### WRITTEN EXERCISE
Below are records. Count every line containing the word "REPLACE" and give the number alone.

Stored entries
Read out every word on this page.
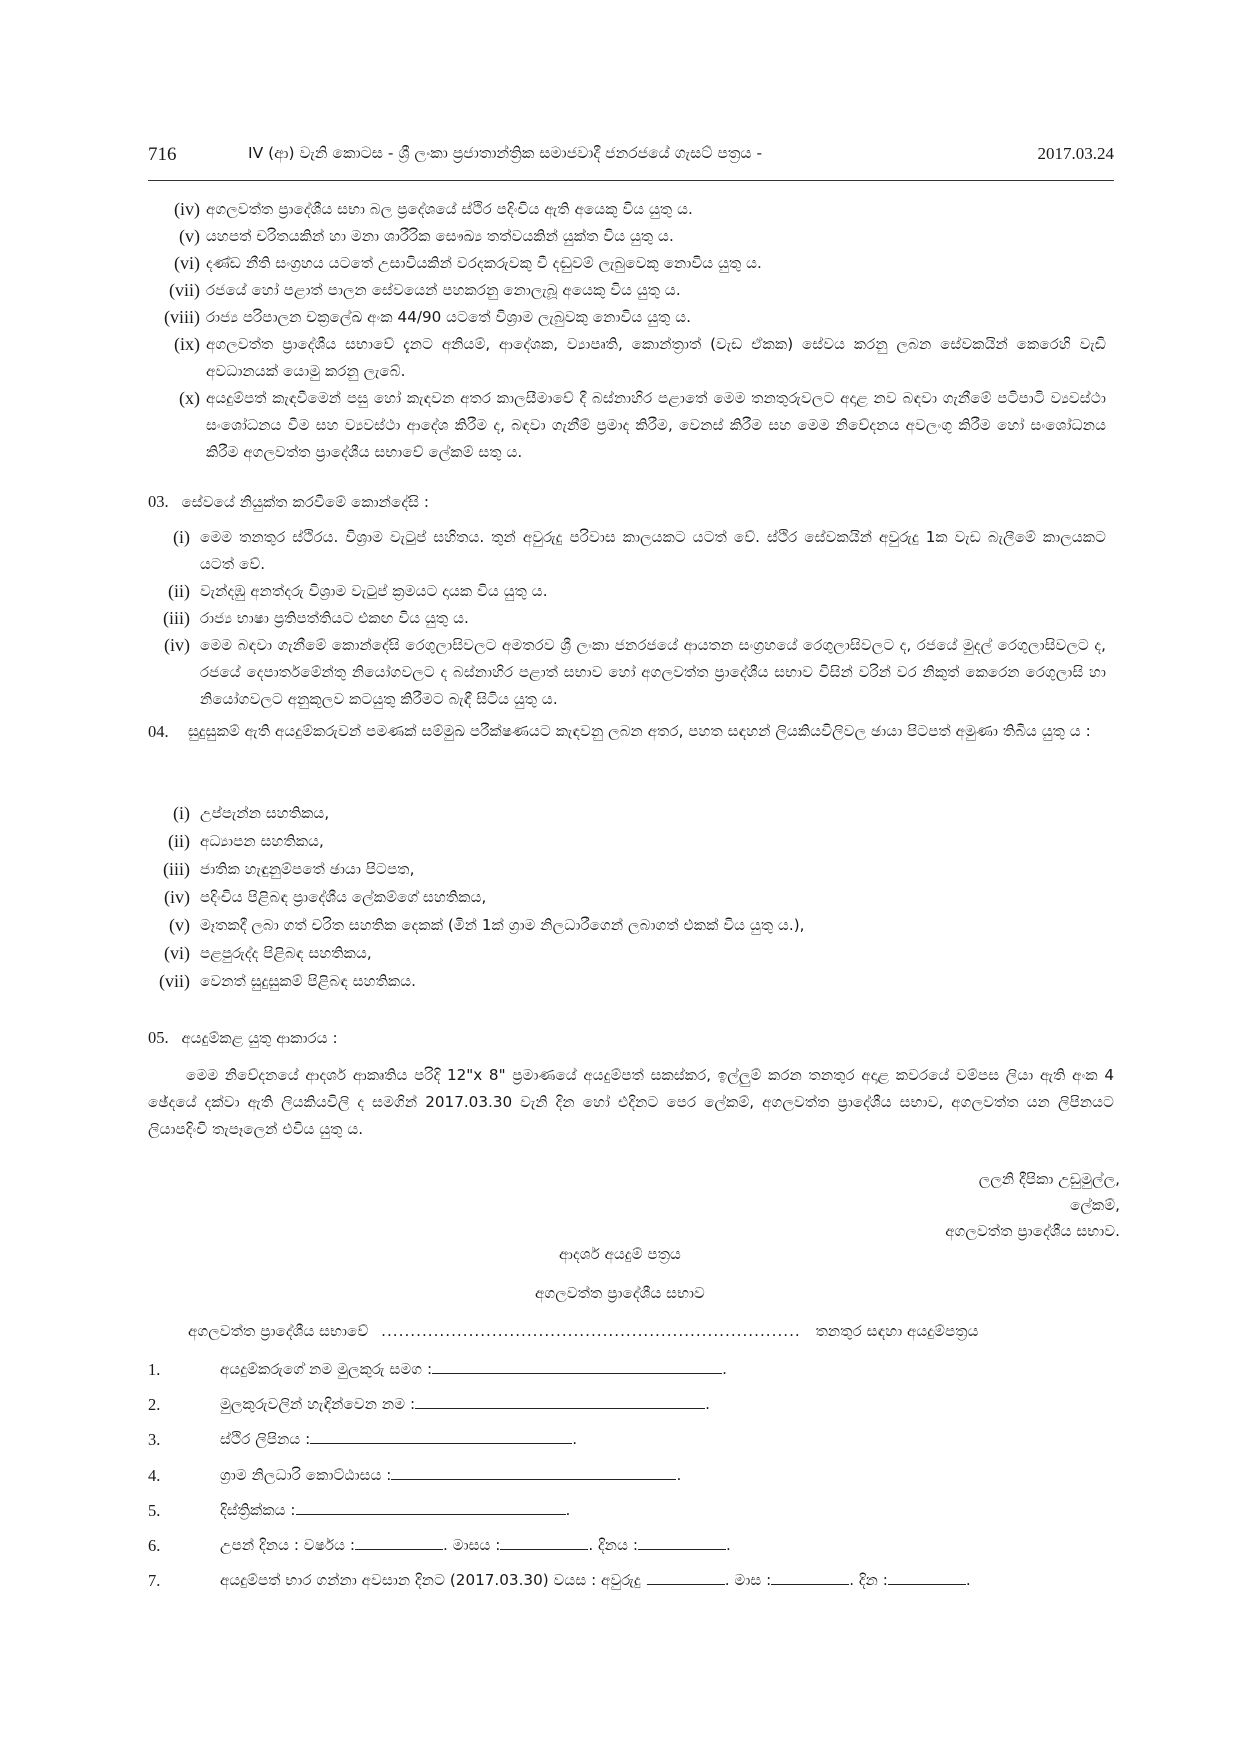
716	IV (ආ) වැනි කොටස - ශ්‍රී ලංකා ප්‍රජාතාන්ත්‍රික සමාජවාදී ජනරජයේ ගැසට් පත්‍රය -	2017.03.24
(iv) අගලවත්ත ප්‍රාදේශීය සභා බල ප්‍රදේශයේ ස්ථිර පදිංචිය ඇති අයෙකු විය යුතු ය.
(v) යහපත් චරිතයකින් හා මනා ශාරීරික සෞඛ්‍ය තත්වයකින් යුක්ත විය යුතු ය.
(vi) දණ්ඩ නීති සංග්‍රහය යටතේ උසාවියකින් වරදකරුවකු වී දඬුවම් ලැබුවෙකු නොවිය යුතු ය.
(vii) රජයේ හෝ පළාත් පාලන සේවයෙන් පහකරනු නොලැබූ අයෙකු විය යුතු ය.
(viii) රාජ්‍ය පරිපාලන චක්‍රලේඛ අංක 44/90 යටතේ විශ්‍රාම ලැබුවකු නොවිය යුතු ය.
(ix) අගලවත්ත ප්‍රාදේශීය සභාවේ දැනට අනියම්, ආදේශක, ව්‍යාපෘති, කොන්ත්‍රාත් (වැඩ ඒකක) සේවය කරනු ලබන සේවකයින් කෙරෙහි වැඩි අවධානයක් යොමු කරනු ලැබේ.
(x) අයදුම්පත් කැඳවීමෙන් පසු හෝ කැඳවන අතර කාලසීමාවේ දී බස්නාහිර පළාතේ මෙම තනතුරුවලට අදාළ නව බඳවා ගැනීමේ පටිපාටි ව්‍යවස්ථා සංශෝධනය වීම සහ ව්‍යවස්ථා ආදේශ කිරීම ද, බඳවා ගැනීම් ප්‍රමාද කිරීම, වෙනස් කිරීම සහ මෙම නිවේදනය අවලංගු කිරීම හෝ සංශෝධනය කිරීම අගලවත්ත ප්‍රාදේශීය සභාවේ ලේකම් සතු ය.
03. සේවයේ නියුක්ත කරවීමේ කොන්දේසි :
(i) මෙම තනතුර ස්ථිරය. විශ්‍රාම වැටුප් සහිතය. තුන් අවුරුදු පරිවාස කාලයකට යටත් වේ. ස්ථිර සේවකයින් අවුරුදු 1ක වැඩ බැලීමේ කාලයකට යටත් වේ.
(ii) වැන්දඹු අනත්දරු විශ්‍රාම වැටුප් ක්‍රමයට දායක විය යුතු ය.
(iii) රාජ්‍ය භාෂා ප්‍රතිපත්තියට එකඟ විය යුතු ය.
(iv) මෙම බඳවා ගැනීමේ කොන්දේසි රෙගුලාසිවලට අමතරව ශ්‍රී ලංකා ජනරජයේ ආයතන සංග්‍රහයේ රෙගුලාසිවලට ද, රජයේ මුදල් රෙගුලාසිවලට ද, රජයේ දෙපාර්තමේන්තු නියෝගවලට ද බස්නාහිර පළාත් සභාව හෝ අගලවත්ත ප්‍රාදේශීය සභාව විසින් වරින් වර නිකුත් කෙරෙන රෙගුලාසි හා නියෝගවලට අනුකූලව කටයුතු කිරීමට බැඳී සිටිය යුතු ය.
04. සුදුසුකම් ඇති අයදුම්කරුවන් පමණක් සම්මුඛ පරීක්ෂණයට කැඳවනු ලබන අතර, පහත සඳහන් ලියකියවිලිවල ඡායා පිටපත් අමුණා තිබිය යුතු ය :
(i) උප්පැන්න සහතිකය,
(ii) අධ්‍යාපන සහතිකය,
(iii) ජාතික හැඳුනුම්පතේ ඡායා පිටපත,
(iv) පදිංචිය පිළිබඳ ප්‍රාදේශීය ලේකම්ගේ සහතිකය,
(v) මෑතකදී ලබා ගත් චරිත සහතික දෙකක් (මින් 1ක් ග්‍රාම නිලධාරීගෙන් ලබාගත් එකක් විය යුතු ය.),
(vi) පළපුරුද්ද පිළිබඳ සහතිකය,
(vii) වෙනත් සුදුසුකම් පිළිබඳ සහතිකය.
05. අයදුම්කළ යුතු ආකාරය :
මෙම නිවේදනයේ ආදර්ශ ආකෘතිය පරිදි 12"x 8" ප්‍රමාණයේ අයදුම්පත් සකස්කර, ඉල්ලුම් කරන තනතුර අදාළ කවරයේ වම්පස ලියා ඇති අංක 4 ඡේදයේ දක්වා ඇති ලියකියවිලි ද සමගින් 2017.03.30 වැනි දින හෝ එදිනට පෙර ලේකම්, අගලවත්ත ප්‍රාදේශීය සභාව, අගලවත්ත යන ලිපිනයට ලියාපදිංචි තැපෑලෙන් එවිය යුතු ය.
ලලනි දීපිකා උඩුමුල්ල,
ලේකම්,
අගලවත්ත ප්‍රාදේශීය සභාව.
ආදර්ශ අයදුම් පත්‍රය
අගලවත්ත ප්‍රාදේශීය සභාව
අගලවත්ත ප්‍රාදේශීය සභාවේ ........................................................................ තනතුර සඳහා අයදුම්පත්‍රය
1.	අයදුම්කරුගේ නම මුලකුරු සමග :	.
2.	මුලකුරුවලින් හැඳින්වෙන නම :	.
3.	ස්ථිර ලිපිනය :	.
4.	ග්‍රාම නිලධාරි කොට්ඨාසය :	.
5.	දිස්ත්‍රික්කය :	.
6.	උපන් දිනය : වර්ෂය :	. මාසය :	. දිනය :	.
7.	අයදුම්පත් භාර ගන්නා අවසාන දිනට (2017.03.30) වයස : අවුරුදු	. මාස :	. දින :	.
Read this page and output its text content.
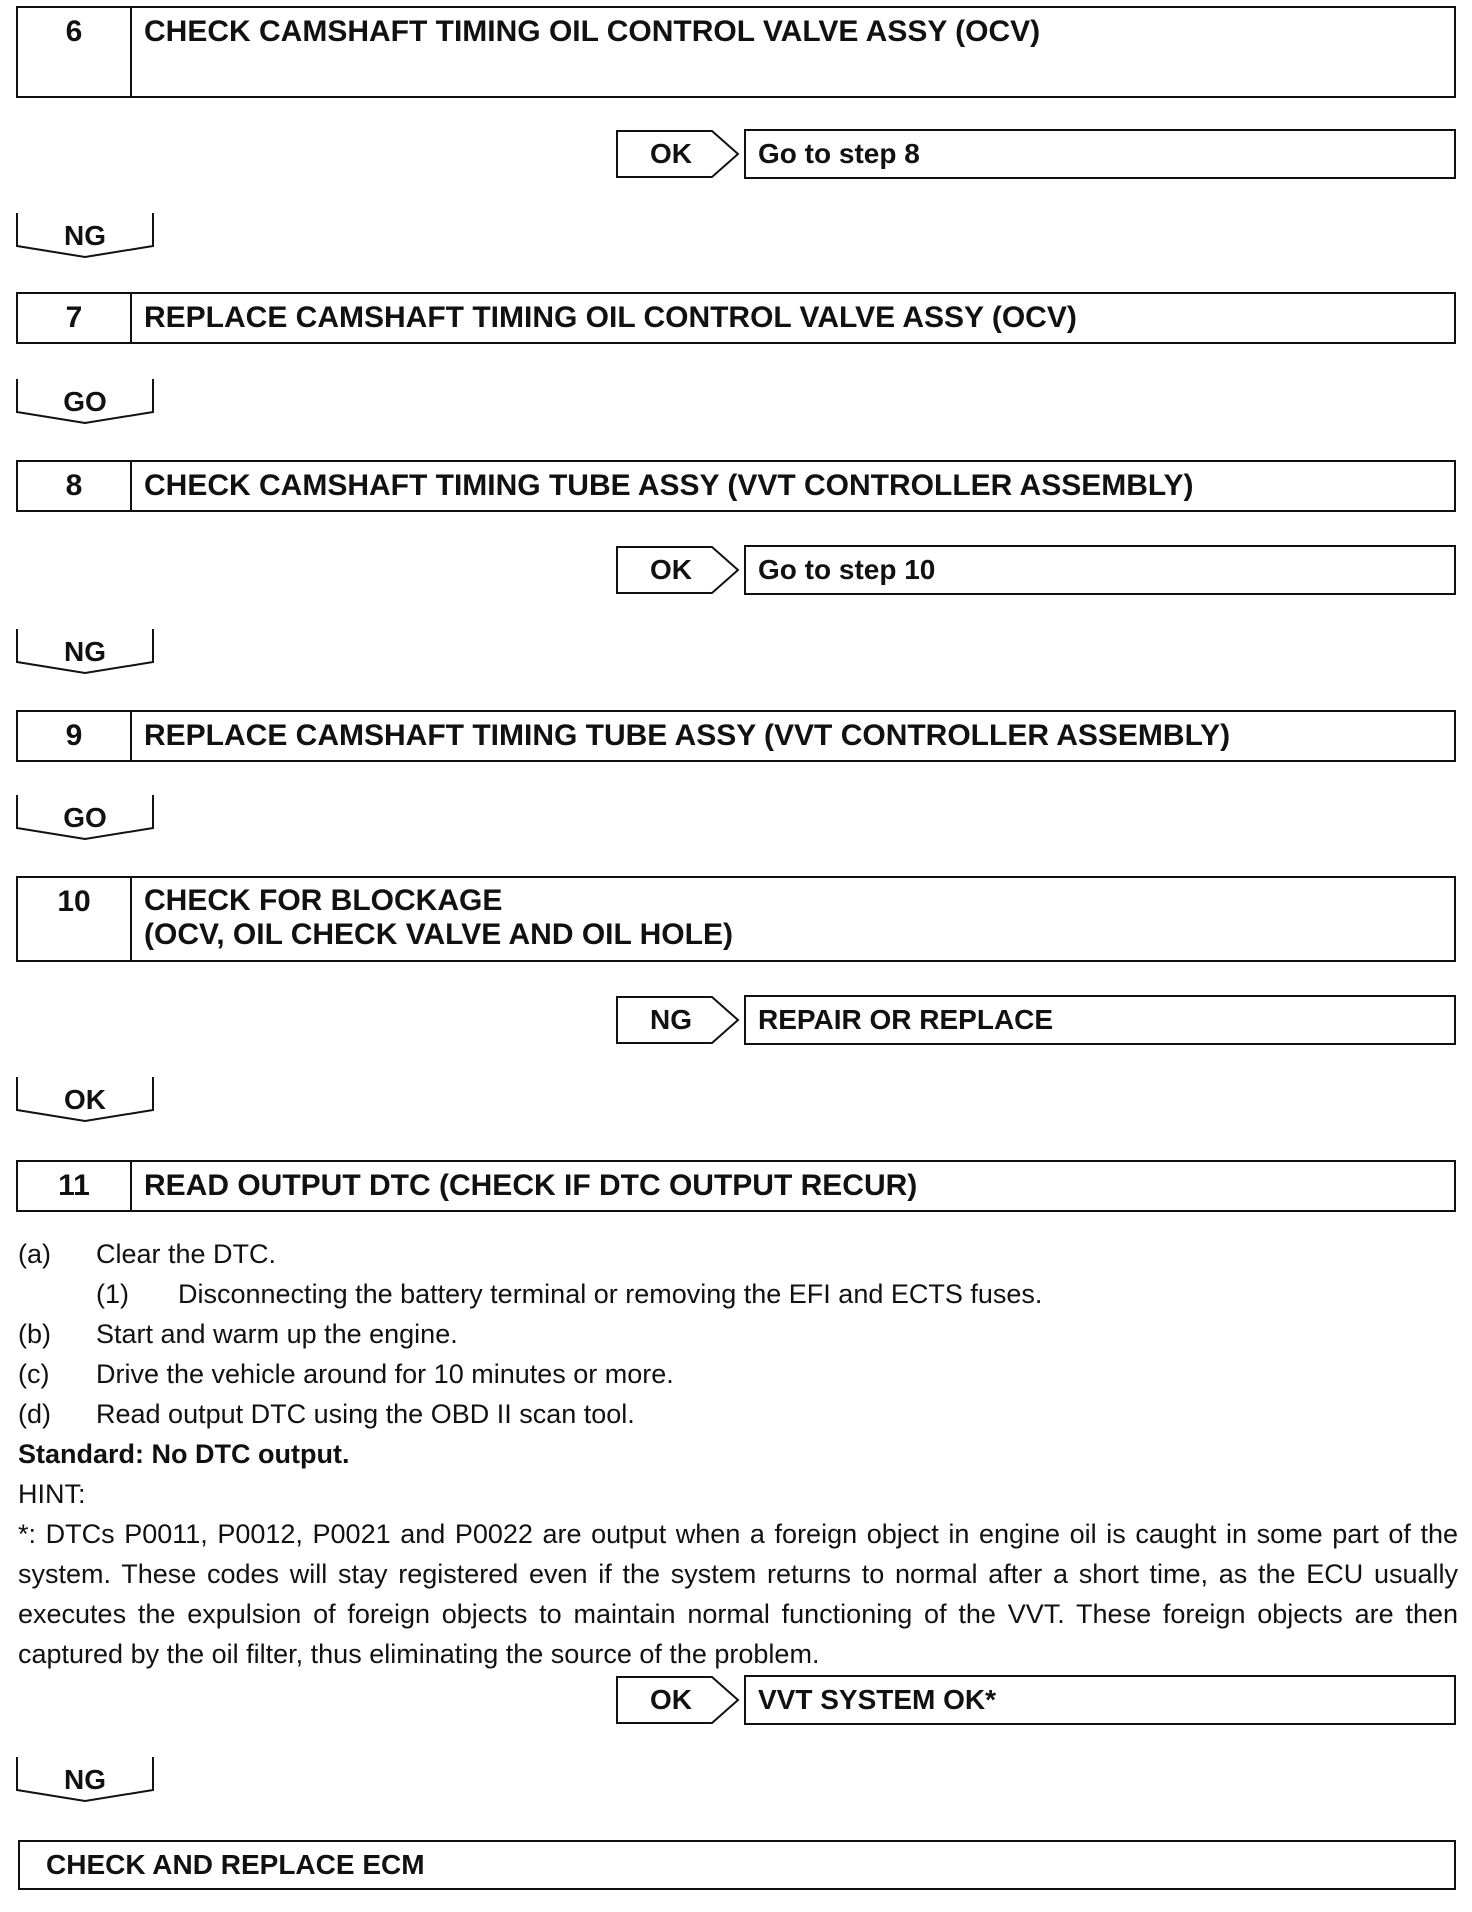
6	CHECK CAMSHAFT TIMING OIL CONTROL VALVE ASSY (OCV)
OK	Go to step 8
NG
7	REPLACE CAMSHAFT TIMING OIL CONTROL VALVE ASSY (OCV)
GO
8	CHECK CAMSHAFT TIMING TUBE ASSY (VVT CONTROLLER ASSEMBLY)
OK	Go to step 10
NG
9	REPLACE CAMSHAFT TIMING TUBE ASSY (VVT CONTROLLER ASSEMBLY)
GO
10	CHECK FOR BLOCKAGE
(OCV, OIL CHECK VALVE AND OIL HOLE)
NG	REPAIR OR REPLACE
OK
11	READ OUTPUT DTC (CHECK IF DTC OUTPUT RECUR)
(a) Clear the DTC.
(1) Disconnecting the battery terminal or removing the EFI and ECTS fuses.
(b) Start and warm up the engine.
(c) Drive the vehicle around for 10 minutes or more.
(d) Read output DTC using the OBD II scan tool.
Standard: No DTC output.
HINT:
*: DTCs P0011, P0012, P0021 and P0022 are output when a foreign object in engine oil is caught in some part of the system. These codes will stay registered even if the system returns to normal after a short time, as the ECU usually executes the expulsion of foreign objects to maintain normal functioning of the VVT. These foreign objects are then captured by the oil filter, thus eliminating the source of the problem.
OK	VVT SYSTEM OK*
NG
CHECK AND REPLACE ECM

### FINAL RESULT
4